** BEGIN DATA FOR THE TASK **
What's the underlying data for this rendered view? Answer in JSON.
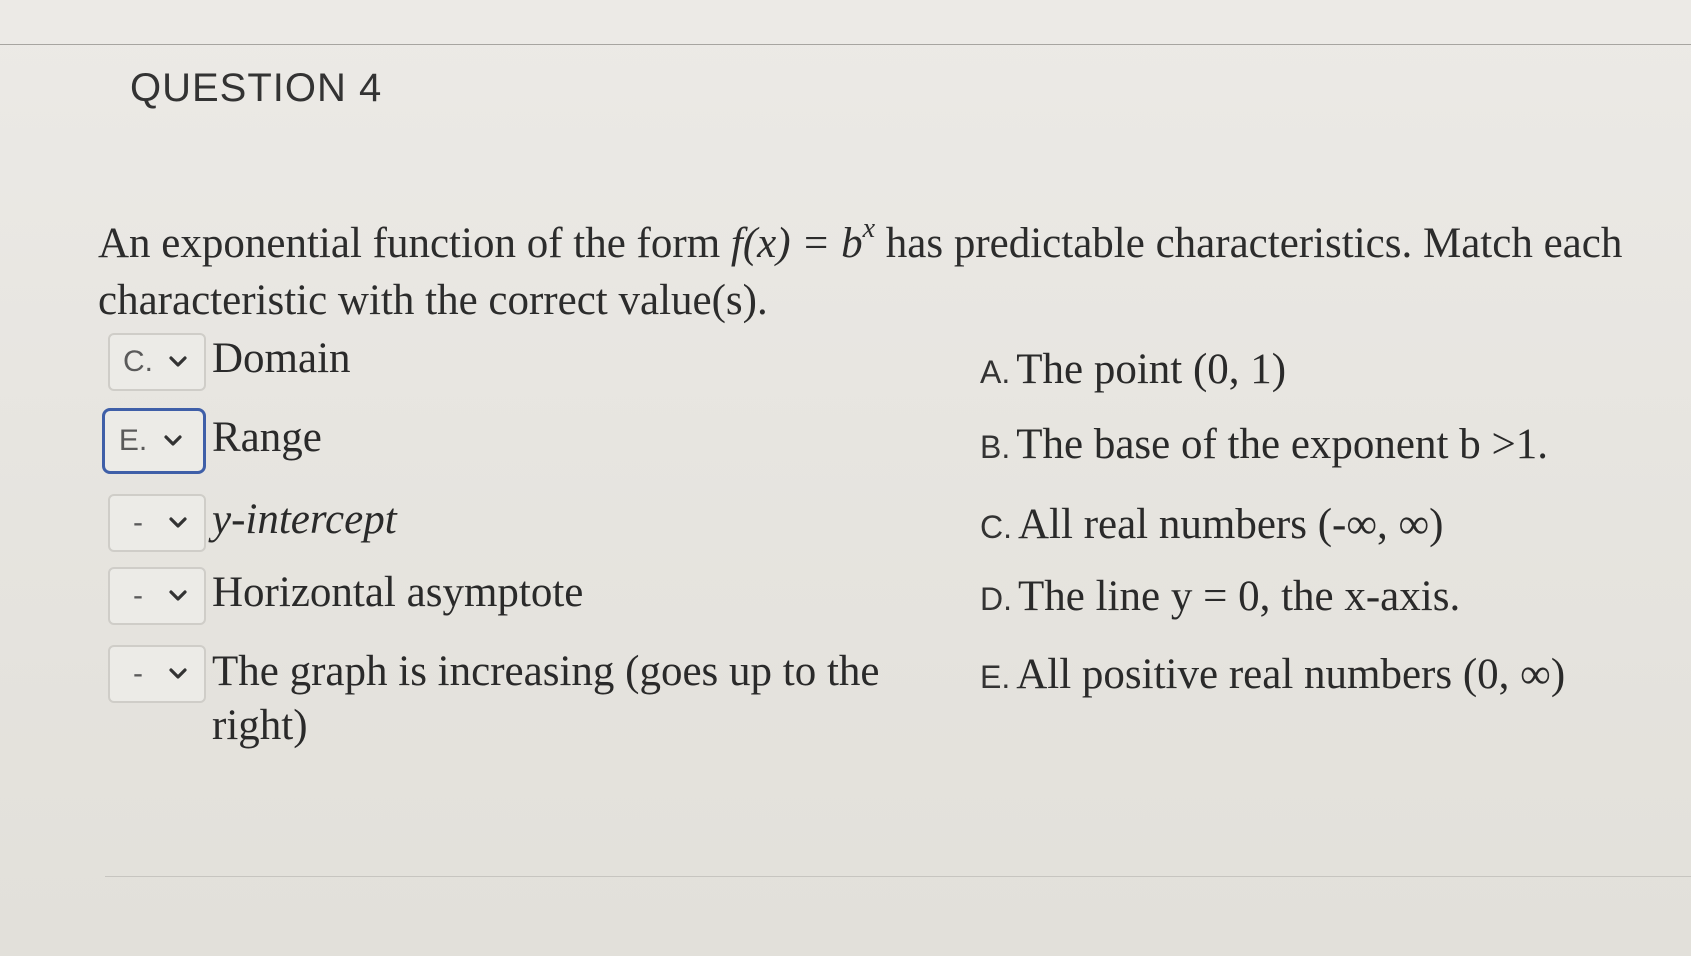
{
  "question": {
    "heading": "QUESTION 4",
    "prompt_part1": "An exponential function of the form ",
    "prompt_fx": "f(x) = b",
    "prompt_exp": "x",
    "prompt_part2": " has predictable characteristics.  Match each",
    "prompt_line2": "characteristic with the correct value(s)."
  },
  "matches": [
    {
      "selected": "C.",
      "term": "Domain",
      "focused": false
    },
    {
      "selected": "E.",
      "term": "Range",
      "focused": true
    },
    {
      "selected": "-",
      "term": "y-intercept",
      "focused": false
    },
    {
      "selected": "-",
      "term": "Horizontal asymptote",
      "focused": false
    },
    {
      "selected": "-",
      "term": "The graph is increasing (goes up to the right)",
      "focused": false
    }
  ],
  "answers": [
    {
      "letter": "A.",
      "text": "The point (0, 1)"
    },
    {
      "letter": "B.",
      "text": "The base of the exponent b >1."
    },
    {
      "letter": "C.",
      "text": "All real numbers (-∞, ∞)"
    },
    {
      "letter": "D.",
      "text": "The line y = 0, the x-axis."
    },
    {
      "letter": "E.",
      "text": "All positive real numbers (0, ∞)"
    }
  ],
  "icons": {
    "dropdown": "chevron-down-icon"
  },
  "colors": {
    "focus_border": "#3f5fa8",
    "background": "#e9e7e2"
  }
}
** END DATA FOR THE TASK **
YOUR INSTRUCTIONS:
Each record above should be copied character for character, with pictures dropped.

PROBLEM SOLUTION:
What's the underlying data for this rendered view? Answer in JSON.
{
  "question": {
    "heading": "QUESTION 4",
    "prompt_part1": "An exponential function of the form ",
    "prompt_fx": "f(x) = b",
    "prompt_exp": "x",
    "prompt_part2": " has predictable characteristics.  Match each",
    "prompt_line2": "characteristic with the correct value(s)."
  },
  "matches": [
    {
      "selected": "C.",
      "term": "Domain",
      "focused": false
    },
    {
      "selected": "E.",
      "term": "Range",
      "focused": true
    },
    {
      "selected": "-",
      "term": "y-intercept",
      "focused": false
    },
    {
      "selected": "-",
      "term": "Horizontal asymptote",
      "focused": false
    },
    {
      "selected": "-",
      "term": "The graph is increasing (goes up to the right)",
      "focused": false
    }
  ],
  "answers": [
    {
      "letter": "A.",
      "text": "The point (0, 1)"
    },
    {
      "letter": "B.",
      "text": "The base of the exponent b >1."
    },
    {
      "letter": "C.",
      "text": "All real numbers (-∞, ∞)"
    },
    {
      "letter": "D.",
      "text": "The line y = 0, the x-axis."
    },
    {
      "letter": "E.",
      "text": "All positive real numbers (0, ∞)"
    }
  ],
  "icons": {
    "dropdown": "chevron-down-icon"
  },
  "colors": {
    "focus_border": "#3f5fa8",
    "background": "#e9e7e2"
  }
}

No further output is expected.